-- MATERIAL PROVIDED --
━━━━━━━━━━

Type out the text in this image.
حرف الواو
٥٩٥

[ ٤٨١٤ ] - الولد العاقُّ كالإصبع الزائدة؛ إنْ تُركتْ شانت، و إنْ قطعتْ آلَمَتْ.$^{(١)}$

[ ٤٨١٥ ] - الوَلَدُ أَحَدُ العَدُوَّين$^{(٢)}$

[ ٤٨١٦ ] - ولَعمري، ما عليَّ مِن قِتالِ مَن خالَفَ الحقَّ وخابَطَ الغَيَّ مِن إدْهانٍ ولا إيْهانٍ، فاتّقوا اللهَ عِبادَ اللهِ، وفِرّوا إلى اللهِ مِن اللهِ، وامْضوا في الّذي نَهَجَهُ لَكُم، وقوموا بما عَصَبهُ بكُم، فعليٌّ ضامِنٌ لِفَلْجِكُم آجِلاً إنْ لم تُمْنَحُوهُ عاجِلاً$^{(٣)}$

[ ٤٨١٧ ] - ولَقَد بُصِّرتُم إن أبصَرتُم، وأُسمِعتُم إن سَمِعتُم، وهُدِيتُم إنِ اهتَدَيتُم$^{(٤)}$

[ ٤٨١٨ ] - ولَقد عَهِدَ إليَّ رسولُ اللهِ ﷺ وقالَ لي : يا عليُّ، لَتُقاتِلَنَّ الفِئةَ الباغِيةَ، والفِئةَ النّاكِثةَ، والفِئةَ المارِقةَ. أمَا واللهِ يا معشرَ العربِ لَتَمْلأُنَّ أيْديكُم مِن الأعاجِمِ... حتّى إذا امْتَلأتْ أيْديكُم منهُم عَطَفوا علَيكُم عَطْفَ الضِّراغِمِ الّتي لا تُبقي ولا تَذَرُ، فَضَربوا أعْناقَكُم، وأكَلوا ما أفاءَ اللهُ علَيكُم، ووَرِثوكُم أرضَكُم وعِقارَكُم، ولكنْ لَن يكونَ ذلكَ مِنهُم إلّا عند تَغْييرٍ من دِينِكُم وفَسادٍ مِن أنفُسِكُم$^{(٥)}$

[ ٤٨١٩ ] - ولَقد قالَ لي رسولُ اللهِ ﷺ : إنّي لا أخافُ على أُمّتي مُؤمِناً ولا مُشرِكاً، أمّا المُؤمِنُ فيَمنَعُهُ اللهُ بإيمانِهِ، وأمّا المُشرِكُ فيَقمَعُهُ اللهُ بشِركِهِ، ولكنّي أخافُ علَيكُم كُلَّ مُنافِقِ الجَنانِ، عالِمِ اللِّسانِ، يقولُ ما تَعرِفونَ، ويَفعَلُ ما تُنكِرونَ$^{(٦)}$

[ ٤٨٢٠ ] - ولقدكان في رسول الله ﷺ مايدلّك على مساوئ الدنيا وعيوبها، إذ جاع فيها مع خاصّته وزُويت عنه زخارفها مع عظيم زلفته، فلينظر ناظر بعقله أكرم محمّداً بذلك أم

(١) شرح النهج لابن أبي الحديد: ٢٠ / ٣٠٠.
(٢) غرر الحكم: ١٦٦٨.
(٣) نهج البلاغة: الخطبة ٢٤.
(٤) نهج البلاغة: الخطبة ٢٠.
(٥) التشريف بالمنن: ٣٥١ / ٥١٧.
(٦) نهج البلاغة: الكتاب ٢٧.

━━━━━━━━━━

Copy out the whole listing, exactly as written.

Type out the text in this image.
حرف الواو
٥٩٥

[ ٤٨١٤ ] - الولد العاقُّ كالإصبع الزائدة؛ إنْ تُركتْ شانت، و إنْ قطعتْ آلَمَتْ.$^{(١)}$

[ ٤٨١٥ ] - الوَلَدُ أَحَدُ العَدُوَّين$^{(٢)}$

[ ٤٨١٦ ] - ولَعمري، ما عليَّ مِن قِتالِ مَن خالَفَ الحقَّ وخابَطَ الغَيَّ مِن إدْهانٍ ولا إيْهانٍ، فاتّقوا اللهَ عِبادَ اللهِ، وفِرّوا إلى اللهِ مِن اللهِ، وامْضوا في الّذي نَهَجَهُ لَكُم، وقوموا بما عَصَبهُ بكُم، فعليٌّ ضامِنٌ لِفَلْجِكُم آجِلاً إنْ لم تُمْنَحُوهُ عاجِلاً$^{(٣)}$

[ ٤٨١٧ ] - ولَقَد بُصِّرتُم إن أبصَرتُم، وأُسمِعتُم إن سَمِعتُم، وهُدِيتُم إنِ اهتَدَيتُم$^{(٤)}$

[ ٤٨١٨ ] - ولَقد عَهِدَ إليَّ رسولُ اللهِ ﷺ وقالَ لي : يا عليُّ، لَتُقاتِلَنَّ الفِئةَ الباغِيةَ، والفِئةَ النّاكِثةَ، والفِئةَ المارِقةَ. أمَا واللهِ يا معشرَ العربِ لَتَمْلأُنَّ أيْديكُم مِن الأعاجِمِ... حتّى إذا امْتَلأتْ أيْديكُم منهُم عَطَفوا علَيكُم عَطْفَ الضِّراغِمِ الّتي لا تُبقي ولا تَذَرُ، فَضَربوا أعْناقَكُم، وأكَلوا ما أفاءَ اللهُ علَيكُم، ووَرِثوكُم أرضَكُم وعِقارَكُم، ولكنْ لَن يكونَ ذلكَ مِنهُم إلّا عند تَغْييرٍ من دِينِكُم وفَسادٍ مِن أنفُسِكُم$^{(٥)}$

[ ٤٨١٩ ] - ولَقد قالَ لي رسولُ اللهِ ﷺ : إنّي لا أخافُ على أُمّتي مُؤمِناً ولا مُشرِكاً، أمّا المُؤمِنُ فيَمنَعُهُ اللهُ بإيمانِهِ، وأمّا المُشرِكُ فيَقمَعُهُ اللهُ بشِركِهِ، ولكنّي أخافُ علَيكُم كُلَّ مُنافِقِ الجَنانِ، عالِمِ اللِّسانِ، يقولُ ما تَعرِفونَ، ويَفعَلُ ما تُنكِرونَ$^{(٦)}$

[ ٤٨٢٠ ] - ولقدكان في رسول الله ﷺ مايدلّك على مساوئ الدنيا وعيوبها، إذ جاع فيها مع خاصّته وزُويت عنه زخارفها مع عظيم زلفته، فلينظر ناظر بعقله أكرم محمّداً بذلك أم

(١) شرح النهج لابن أبي الحديد: ٢٠ / ٣٠٠.
(٢) غرر الحكم: ١٦٦٨.
(٣) نهج البلاغة: الخطبة ٢٤.
(٤) نهج البلاغة: الخطبة ٢٠.
(٥) التشريف بالمنن: ٣٥١ / ٥١٧.
(٦) نهج البلاغة: الكتاب ٢٧.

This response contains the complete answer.